The range between the most recent high water mark and the highest value of the incoming data set can be referred to as the load window. The load window, as combination of a from- and to value, is used to filter the source data set.
To implement this mechanism, the data logistics process first retrieves the most recent high water mark from the repository (the 'from' value). Then, the data source is queried to retrieve the current highest possible value (the 'to' value). The 'from' and 'to' values define the load window, and are added to the selection logic that connects to the data source.
If the 'from' and 'to' values are the same, there is no new data to process. The selection can be skipped. In this scenario, there also is no need to update the high water mark for the next run. If the data retrieval was to be executed, it would not return data anyway.
When the 'to' value is different, this is updated in the repository.
Configuring load windows in BimlFlex
In BimlFlex, this mechanism can be implemented using parameters. Parameters are essentially filters that can be used to limit the data selection for the object that they apply to.
A parameter can have a 'from' and a 'to' component, or only a 'from' one. If both a specified, BimlFlex will treat this as a load window. If only the 'from' part is specified it will be treated as a filter condition.
In the example below, the Salesforce 'Account' object has a parameter defined for the 'LastModifiedDate' column. The 'from' name of this value is 'Last_modified', and the 'to' name is 'Next_modified'.
Because Salesforce is an unsupported data source in Mapping Data Flows ('data flows'), the data logistics that is generated from this design metadata will include a Copy Activity to first 'land' the data. Because this is the earliest opportunity to apply the load window filter, this is done here. Driven by the parameter configuration, the query that will retrieve the data will include a WHERE predicate.
In addition, BimlFlex will generate 'lookup' procedures that retrieve, and set, the high water mark value using the naming specified in the parameter.
Direct filtering in Mapping Data Flows
In regular loading processes, where the data flow can directly connect to the data source, the Copy Activity is not generated. In this case, the filtering is applied as early as possible in the data flow process. When this can be done depends on the involved technologies.
For example, using a database source it is possible to apply this to the SQL SELECT statement. When using inline processing for Delta Lake or file-based sources this is done using a Filter activity.
For example, as displayed in this screenshot:
.
True to the concepts outlined in earlier blog posts, the BimlFlex parameters are themselves defined as Mapping Data Flow parameters to allow for maximum flexibility. The executing ADF pipeline will provide these to the data flow. The parameter values are passed down into the data flow.
Next steps
At the time of writing, database sources have not been optimized to push the selection to the data source as a WHERE clause. So, the SELECT statement is not yet created for database sources to accommodate filtering here - which is conceptually the most performant outcome. However, the filtering as per the above screenshot already works so, functionally, the output is the same.

Things to do:
a – Answer these questions using the text on load windows:
(i) What is the 'from' name of the parameter set on the 'LastModifiedDate' column?
(ii) What can be skipped when the 'from' and 'to' values are the same?
(iii) When inline processing is used for Delta Lake or file-based sources, what applies the filtering?
b – Copy the text on load windows starting at "In the example" and ending at "a WHERE predicate.", but switch "WHERE predicate" to "WHERE filter".
The records below have no connection to the text on load windows.

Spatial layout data
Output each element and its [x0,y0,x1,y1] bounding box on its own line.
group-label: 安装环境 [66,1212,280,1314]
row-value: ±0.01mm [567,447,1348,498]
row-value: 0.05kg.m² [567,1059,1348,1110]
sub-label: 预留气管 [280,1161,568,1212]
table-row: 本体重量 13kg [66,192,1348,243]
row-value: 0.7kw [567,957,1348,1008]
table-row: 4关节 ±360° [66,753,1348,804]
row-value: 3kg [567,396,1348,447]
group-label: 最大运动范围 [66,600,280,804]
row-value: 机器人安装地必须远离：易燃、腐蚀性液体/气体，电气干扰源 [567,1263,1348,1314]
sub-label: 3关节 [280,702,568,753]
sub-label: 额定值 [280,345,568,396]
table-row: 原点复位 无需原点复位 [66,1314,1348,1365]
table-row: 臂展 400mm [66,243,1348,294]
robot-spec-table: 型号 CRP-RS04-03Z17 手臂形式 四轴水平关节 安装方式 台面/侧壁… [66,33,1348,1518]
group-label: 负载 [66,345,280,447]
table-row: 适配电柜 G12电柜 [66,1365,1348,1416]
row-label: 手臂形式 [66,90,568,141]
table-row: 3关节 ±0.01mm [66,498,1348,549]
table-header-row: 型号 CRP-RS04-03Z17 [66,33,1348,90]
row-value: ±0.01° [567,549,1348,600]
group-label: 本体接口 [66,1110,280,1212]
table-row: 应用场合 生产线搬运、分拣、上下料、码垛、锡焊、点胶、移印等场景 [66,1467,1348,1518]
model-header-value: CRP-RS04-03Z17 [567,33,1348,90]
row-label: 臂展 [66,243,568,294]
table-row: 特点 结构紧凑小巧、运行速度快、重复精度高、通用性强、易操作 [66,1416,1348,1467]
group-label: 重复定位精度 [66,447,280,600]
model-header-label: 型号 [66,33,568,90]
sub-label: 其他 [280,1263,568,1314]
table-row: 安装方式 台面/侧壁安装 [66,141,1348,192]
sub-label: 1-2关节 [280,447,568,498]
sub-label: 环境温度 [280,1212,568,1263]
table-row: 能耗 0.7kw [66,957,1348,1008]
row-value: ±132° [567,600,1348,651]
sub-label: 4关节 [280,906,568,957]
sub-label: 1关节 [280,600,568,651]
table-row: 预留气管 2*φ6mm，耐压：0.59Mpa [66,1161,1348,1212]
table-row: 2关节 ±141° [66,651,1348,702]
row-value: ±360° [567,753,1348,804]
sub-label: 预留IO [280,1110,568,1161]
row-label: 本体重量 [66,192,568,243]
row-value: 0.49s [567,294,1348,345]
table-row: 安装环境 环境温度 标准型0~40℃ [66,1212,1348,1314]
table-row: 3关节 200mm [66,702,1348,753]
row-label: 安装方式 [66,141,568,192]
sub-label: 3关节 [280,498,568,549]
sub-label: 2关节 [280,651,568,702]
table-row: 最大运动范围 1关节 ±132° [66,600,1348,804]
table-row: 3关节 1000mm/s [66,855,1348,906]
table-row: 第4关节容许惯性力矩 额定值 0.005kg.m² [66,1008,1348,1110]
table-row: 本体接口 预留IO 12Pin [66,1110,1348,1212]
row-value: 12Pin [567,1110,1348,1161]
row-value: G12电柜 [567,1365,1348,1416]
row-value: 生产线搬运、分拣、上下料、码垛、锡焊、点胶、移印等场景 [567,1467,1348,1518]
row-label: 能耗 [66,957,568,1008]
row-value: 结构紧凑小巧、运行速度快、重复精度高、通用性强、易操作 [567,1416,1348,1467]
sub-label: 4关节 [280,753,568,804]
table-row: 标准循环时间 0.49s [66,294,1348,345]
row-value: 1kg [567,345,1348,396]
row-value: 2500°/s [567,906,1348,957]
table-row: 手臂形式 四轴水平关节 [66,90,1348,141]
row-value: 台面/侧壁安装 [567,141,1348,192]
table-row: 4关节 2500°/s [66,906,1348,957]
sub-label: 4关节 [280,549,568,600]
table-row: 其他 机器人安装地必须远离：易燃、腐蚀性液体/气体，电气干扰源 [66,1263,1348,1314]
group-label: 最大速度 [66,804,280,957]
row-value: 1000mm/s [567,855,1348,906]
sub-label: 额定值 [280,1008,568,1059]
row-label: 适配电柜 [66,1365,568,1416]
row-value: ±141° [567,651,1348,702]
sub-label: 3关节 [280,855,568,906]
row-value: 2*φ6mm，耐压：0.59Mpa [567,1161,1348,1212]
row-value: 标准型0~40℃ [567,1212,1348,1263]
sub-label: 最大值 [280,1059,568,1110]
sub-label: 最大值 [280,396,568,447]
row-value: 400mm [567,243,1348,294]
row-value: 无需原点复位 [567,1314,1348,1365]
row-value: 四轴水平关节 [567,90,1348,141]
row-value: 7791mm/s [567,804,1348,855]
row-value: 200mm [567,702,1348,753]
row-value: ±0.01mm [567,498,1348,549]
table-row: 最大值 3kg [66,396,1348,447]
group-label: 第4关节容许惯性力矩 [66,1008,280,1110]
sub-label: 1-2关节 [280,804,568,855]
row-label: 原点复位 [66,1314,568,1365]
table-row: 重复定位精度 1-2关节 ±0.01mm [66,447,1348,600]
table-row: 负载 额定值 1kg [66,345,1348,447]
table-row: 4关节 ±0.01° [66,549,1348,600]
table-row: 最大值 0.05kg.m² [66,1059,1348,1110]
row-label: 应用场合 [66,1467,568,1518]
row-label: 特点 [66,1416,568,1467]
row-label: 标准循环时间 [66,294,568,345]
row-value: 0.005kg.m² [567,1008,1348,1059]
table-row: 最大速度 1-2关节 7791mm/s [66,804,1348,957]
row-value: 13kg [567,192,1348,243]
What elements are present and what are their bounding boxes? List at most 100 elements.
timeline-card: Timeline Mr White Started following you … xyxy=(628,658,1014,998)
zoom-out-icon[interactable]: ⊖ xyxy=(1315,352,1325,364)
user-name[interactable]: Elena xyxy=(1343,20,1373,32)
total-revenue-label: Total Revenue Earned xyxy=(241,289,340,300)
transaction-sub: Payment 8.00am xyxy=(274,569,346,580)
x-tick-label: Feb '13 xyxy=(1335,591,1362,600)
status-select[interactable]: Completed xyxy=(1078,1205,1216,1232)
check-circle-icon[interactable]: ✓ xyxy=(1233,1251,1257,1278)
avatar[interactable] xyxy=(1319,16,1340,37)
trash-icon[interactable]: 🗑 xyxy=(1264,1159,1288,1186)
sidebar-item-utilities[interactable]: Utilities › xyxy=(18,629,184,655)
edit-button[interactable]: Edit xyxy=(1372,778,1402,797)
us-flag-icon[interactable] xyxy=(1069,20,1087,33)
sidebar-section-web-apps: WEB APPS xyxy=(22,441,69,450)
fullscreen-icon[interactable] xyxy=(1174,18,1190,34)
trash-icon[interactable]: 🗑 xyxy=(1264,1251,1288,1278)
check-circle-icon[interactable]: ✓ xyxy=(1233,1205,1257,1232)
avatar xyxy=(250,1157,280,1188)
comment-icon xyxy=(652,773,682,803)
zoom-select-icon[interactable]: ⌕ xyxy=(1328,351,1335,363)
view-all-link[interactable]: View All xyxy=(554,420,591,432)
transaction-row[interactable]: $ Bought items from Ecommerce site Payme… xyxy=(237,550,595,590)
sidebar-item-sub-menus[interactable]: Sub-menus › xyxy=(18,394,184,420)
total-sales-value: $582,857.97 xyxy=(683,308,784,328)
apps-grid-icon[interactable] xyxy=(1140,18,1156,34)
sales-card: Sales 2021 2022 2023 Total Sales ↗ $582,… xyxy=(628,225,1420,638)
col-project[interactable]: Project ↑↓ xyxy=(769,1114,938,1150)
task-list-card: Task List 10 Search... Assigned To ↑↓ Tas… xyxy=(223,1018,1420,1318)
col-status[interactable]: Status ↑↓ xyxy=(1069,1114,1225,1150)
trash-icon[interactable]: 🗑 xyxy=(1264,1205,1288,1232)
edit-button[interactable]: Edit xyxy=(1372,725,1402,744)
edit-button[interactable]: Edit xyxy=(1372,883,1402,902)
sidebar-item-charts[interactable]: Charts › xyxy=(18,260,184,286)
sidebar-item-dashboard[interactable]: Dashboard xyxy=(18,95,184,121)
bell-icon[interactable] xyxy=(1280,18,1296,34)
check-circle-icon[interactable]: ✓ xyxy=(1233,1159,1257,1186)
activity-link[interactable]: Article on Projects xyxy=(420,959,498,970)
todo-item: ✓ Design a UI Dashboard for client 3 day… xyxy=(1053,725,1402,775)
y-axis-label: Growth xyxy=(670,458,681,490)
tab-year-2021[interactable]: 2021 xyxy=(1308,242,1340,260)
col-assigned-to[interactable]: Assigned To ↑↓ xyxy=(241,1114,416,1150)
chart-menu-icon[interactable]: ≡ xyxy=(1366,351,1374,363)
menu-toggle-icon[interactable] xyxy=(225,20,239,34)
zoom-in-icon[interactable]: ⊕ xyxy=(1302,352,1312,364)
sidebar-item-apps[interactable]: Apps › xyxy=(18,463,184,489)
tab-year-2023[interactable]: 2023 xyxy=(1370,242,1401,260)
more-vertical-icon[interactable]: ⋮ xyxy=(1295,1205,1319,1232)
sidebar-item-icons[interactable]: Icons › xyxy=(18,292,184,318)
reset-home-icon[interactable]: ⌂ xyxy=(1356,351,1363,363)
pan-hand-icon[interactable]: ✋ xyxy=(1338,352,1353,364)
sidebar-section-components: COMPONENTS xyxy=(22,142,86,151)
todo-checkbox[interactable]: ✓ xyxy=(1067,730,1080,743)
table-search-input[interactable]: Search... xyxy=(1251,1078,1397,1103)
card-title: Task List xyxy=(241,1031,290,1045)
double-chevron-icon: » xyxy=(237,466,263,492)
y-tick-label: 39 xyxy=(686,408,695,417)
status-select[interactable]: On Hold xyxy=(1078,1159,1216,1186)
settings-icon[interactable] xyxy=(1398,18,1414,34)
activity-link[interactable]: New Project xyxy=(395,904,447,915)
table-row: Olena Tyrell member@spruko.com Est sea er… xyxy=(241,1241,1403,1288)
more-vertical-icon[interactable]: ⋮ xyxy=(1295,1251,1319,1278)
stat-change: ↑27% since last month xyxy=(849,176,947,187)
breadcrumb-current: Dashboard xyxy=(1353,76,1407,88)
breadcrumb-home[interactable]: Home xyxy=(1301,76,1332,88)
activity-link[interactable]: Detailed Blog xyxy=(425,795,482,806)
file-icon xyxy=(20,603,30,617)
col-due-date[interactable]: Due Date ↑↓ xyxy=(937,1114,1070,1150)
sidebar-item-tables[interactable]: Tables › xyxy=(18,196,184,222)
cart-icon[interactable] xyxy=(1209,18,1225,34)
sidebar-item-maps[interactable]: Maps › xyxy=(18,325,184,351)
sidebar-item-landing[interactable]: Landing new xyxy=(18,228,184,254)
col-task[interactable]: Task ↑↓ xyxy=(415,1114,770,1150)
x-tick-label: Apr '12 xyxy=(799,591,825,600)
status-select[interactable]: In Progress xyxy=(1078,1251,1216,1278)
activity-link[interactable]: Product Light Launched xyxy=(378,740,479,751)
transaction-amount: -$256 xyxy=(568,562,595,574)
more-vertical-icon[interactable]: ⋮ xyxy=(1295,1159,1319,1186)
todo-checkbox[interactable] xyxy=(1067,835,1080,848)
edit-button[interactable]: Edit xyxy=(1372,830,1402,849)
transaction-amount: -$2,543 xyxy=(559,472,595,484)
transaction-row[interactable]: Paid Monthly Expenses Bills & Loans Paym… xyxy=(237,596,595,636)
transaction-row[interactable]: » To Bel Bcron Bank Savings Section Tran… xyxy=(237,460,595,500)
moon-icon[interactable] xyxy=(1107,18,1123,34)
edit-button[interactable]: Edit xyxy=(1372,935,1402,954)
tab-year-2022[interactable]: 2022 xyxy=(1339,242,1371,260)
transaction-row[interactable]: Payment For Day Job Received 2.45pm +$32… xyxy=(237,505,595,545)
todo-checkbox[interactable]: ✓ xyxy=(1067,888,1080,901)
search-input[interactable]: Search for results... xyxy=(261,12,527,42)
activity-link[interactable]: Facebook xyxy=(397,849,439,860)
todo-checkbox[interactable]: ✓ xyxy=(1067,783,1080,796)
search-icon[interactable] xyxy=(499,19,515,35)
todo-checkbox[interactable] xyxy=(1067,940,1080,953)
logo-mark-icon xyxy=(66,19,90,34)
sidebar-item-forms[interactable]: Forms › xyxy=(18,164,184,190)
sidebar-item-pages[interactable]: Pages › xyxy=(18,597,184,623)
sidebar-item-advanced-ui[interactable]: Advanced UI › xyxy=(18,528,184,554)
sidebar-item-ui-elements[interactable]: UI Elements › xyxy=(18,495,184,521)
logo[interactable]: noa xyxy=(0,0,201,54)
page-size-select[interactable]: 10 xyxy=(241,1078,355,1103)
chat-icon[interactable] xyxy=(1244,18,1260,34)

The replies:
a –
(i) 'Last_modified'
(ii) The selection
(iii) A Filter activity

b –
In the example below, the Salesforce 'Account' object has a parameter defined for the 'LastModifiedDate' column. The 'from' name of this value is 'Last_modified', and the 'to' name is 'Next_modified'.
Because Salesforce is an unsupported data source in Mapping Data Flows ('data flows'), the data logistics that is generated from this design metadata will include a Copy Activity to first 'land' the data. Because this is the earliest opportunity to apply the load window filter, this is done here. Driven by the parameter configuration, the query that will retrieve the data will include a WHERE filter.